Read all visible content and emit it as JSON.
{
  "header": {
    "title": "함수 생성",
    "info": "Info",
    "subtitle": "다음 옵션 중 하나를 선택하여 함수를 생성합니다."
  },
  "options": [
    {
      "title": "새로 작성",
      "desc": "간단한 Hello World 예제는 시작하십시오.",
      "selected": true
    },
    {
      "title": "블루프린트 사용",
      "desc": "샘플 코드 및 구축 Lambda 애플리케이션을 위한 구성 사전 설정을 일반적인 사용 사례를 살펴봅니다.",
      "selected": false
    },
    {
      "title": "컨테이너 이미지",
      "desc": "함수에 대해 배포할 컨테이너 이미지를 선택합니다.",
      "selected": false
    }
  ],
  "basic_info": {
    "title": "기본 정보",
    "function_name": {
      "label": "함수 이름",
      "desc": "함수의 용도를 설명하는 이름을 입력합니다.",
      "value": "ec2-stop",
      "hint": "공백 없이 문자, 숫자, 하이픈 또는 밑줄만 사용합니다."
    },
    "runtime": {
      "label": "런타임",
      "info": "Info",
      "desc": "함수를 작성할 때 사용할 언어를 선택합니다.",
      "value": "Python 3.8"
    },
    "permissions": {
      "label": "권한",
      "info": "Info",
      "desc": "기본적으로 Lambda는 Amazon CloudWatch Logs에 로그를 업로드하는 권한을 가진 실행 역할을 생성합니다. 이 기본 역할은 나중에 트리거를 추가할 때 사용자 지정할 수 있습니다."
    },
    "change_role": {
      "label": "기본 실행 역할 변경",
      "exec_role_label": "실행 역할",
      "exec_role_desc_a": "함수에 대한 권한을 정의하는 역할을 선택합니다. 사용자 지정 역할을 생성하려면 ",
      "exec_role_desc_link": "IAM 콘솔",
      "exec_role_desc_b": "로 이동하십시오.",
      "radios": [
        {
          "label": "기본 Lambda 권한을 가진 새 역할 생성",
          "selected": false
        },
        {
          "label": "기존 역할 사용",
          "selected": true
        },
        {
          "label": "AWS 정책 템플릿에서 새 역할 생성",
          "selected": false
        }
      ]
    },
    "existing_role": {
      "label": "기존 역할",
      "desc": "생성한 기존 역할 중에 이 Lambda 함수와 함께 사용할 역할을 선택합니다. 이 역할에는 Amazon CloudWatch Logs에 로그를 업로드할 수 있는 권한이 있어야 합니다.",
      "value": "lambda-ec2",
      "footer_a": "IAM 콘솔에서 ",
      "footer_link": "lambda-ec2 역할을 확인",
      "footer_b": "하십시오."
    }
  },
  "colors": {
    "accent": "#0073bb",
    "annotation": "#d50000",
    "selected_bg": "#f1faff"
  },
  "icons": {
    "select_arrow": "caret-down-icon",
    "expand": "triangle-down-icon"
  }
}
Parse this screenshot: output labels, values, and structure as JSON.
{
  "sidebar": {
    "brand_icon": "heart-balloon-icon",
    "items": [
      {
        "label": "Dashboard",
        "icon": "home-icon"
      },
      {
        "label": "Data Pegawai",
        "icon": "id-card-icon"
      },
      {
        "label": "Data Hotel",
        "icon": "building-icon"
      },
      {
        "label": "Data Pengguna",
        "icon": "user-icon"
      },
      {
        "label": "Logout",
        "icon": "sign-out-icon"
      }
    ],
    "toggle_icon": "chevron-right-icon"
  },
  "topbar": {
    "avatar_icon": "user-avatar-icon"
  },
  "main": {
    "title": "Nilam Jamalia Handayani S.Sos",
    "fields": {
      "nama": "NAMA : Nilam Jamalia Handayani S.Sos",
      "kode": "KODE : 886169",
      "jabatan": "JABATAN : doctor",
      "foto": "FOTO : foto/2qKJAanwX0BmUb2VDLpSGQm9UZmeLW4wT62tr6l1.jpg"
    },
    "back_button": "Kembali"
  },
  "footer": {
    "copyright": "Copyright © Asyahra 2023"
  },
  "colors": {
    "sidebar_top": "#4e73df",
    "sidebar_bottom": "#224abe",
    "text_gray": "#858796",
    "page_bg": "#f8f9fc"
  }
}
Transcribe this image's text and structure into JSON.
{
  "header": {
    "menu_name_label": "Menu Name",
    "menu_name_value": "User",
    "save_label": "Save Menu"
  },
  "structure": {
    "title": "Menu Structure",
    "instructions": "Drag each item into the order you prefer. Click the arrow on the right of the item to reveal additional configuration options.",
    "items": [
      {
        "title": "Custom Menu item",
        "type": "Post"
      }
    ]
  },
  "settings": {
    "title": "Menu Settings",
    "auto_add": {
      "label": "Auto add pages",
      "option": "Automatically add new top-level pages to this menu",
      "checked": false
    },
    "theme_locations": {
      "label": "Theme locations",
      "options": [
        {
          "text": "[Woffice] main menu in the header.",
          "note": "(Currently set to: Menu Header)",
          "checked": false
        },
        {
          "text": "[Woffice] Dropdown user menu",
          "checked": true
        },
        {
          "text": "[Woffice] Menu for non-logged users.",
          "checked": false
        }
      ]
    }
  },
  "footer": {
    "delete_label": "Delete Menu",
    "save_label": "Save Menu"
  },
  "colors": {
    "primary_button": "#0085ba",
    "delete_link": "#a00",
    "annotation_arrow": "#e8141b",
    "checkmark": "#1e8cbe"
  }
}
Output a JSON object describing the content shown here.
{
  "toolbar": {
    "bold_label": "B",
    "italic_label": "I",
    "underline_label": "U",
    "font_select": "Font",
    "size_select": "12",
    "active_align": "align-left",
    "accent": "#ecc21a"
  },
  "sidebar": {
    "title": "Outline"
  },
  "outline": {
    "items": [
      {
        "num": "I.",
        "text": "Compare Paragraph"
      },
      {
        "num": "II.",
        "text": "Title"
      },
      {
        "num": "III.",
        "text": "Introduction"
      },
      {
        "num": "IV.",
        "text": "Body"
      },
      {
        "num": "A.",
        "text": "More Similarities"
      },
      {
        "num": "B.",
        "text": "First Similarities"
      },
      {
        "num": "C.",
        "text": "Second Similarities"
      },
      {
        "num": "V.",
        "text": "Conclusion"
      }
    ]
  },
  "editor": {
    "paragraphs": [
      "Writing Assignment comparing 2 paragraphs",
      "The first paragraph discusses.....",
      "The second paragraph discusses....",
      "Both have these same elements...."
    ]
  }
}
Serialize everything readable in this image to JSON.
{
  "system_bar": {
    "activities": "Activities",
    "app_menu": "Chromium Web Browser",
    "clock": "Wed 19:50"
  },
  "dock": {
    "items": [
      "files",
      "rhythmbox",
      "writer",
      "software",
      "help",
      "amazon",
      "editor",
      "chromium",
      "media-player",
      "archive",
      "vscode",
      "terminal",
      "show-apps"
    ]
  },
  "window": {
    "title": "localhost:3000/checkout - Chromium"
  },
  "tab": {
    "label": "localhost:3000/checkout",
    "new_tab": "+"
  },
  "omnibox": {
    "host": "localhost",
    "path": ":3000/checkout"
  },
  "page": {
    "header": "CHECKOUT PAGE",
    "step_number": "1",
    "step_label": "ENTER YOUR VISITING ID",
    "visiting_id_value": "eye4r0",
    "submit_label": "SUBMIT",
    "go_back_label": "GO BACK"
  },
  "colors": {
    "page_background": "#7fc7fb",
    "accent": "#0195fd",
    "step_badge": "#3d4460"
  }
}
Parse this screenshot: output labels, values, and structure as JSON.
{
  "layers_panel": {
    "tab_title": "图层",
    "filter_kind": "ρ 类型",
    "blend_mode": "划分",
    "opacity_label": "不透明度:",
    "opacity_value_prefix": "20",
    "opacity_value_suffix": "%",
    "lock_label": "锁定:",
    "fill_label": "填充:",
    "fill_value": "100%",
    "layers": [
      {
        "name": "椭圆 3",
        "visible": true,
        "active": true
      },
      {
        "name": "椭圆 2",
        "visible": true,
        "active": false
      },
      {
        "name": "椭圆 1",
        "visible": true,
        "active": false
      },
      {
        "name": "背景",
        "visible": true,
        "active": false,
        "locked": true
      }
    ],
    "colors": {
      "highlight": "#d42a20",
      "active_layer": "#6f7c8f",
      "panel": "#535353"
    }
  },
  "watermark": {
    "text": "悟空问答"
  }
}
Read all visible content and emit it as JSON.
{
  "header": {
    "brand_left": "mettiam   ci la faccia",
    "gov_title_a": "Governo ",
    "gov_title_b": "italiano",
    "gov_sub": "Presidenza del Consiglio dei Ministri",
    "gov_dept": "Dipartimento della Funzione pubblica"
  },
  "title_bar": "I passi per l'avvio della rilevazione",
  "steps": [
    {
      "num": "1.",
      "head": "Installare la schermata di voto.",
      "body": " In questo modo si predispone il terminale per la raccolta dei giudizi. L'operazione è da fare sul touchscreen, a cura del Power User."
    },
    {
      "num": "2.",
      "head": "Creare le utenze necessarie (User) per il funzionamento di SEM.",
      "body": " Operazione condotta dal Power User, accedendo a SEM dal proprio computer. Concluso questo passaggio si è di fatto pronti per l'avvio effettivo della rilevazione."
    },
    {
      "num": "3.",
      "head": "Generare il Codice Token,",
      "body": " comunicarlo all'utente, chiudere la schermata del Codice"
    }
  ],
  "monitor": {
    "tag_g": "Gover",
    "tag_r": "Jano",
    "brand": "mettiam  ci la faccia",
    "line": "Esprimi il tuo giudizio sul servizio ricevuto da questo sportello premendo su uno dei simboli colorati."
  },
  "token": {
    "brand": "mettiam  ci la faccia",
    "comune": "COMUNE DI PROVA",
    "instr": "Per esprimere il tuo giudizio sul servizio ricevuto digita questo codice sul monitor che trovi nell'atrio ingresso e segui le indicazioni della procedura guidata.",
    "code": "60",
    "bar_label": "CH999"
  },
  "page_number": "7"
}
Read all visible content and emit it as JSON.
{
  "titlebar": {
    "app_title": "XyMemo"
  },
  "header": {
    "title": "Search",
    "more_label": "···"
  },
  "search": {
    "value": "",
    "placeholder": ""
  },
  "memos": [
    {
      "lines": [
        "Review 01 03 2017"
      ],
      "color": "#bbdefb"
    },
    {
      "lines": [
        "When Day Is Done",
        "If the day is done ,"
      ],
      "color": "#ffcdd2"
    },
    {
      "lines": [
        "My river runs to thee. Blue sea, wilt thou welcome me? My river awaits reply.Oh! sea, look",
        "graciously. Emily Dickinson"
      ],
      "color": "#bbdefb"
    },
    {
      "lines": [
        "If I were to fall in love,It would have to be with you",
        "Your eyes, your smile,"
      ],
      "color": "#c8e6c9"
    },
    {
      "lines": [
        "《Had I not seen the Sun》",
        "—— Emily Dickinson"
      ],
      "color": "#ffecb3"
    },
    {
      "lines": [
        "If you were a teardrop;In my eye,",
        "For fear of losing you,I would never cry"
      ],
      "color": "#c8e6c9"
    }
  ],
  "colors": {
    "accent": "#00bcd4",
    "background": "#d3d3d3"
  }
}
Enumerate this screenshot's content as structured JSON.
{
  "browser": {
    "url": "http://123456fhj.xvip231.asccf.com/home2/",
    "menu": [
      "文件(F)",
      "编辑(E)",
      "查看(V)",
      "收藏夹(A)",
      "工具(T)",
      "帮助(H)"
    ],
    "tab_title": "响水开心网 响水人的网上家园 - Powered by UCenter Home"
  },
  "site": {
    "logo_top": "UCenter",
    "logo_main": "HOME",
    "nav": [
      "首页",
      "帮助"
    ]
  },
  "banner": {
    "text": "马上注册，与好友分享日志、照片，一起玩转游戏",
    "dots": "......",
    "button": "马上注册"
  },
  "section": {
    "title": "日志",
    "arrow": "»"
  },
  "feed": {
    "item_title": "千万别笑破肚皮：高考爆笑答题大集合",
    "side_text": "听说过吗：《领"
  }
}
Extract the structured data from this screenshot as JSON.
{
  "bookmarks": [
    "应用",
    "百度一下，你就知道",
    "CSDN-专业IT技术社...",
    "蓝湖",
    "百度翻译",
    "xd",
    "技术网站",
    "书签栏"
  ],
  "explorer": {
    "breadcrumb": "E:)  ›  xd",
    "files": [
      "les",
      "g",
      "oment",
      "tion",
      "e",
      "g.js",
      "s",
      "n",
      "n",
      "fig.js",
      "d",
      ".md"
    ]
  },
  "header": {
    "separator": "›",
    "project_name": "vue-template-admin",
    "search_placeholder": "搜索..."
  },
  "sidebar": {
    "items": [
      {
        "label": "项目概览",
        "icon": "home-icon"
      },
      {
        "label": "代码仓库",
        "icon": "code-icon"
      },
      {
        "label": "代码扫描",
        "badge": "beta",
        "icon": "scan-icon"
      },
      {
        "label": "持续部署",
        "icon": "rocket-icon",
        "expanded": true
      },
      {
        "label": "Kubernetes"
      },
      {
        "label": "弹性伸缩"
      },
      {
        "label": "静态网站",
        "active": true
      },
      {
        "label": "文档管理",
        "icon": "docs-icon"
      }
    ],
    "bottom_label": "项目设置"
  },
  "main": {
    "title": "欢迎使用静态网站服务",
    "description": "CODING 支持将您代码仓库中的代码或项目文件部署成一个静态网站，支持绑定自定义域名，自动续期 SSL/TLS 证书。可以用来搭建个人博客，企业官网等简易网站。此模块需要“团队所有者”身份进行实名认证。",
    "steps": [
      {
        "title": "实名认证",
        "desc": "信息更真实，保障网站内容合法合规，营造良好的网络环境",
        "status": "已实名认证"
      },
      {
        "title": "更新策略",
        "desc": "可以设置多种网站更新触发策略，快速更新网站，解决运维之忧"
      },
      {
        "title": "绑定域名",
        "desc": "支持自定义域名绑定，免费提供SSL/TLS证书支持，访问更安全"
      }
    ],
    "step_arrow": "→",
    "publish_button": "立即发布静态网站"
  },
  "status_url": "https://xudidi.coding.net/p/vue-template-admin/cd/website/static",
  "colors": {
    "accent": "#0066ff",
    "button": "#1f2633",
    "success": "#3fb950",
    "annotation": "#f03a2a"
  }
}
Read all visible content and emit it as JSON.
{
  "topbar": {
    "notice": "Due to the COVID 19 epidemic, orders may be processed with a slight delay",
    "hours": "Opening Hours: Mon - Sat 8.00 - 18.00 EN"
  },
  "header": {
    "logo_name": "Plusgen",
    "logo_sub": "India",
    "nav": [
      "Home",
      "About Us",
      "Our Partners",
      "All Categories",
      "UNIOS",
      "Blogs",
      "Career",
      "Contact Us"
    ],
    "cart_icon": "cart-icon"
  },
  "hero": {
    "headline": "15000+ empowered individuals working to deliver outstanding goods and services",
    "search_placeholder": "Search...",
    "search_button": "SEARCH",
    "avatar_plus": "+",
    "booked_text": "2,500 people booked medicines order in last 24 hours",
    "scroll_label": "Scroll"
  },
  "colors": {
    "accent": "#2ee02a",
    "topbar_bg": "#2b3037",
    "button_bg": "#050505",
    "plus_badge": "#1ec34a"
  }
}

---

-- Task brief --
Going through the entries above, report how many lines include the string "with". The number alone is the answer.

-- Solution for this exercise --
2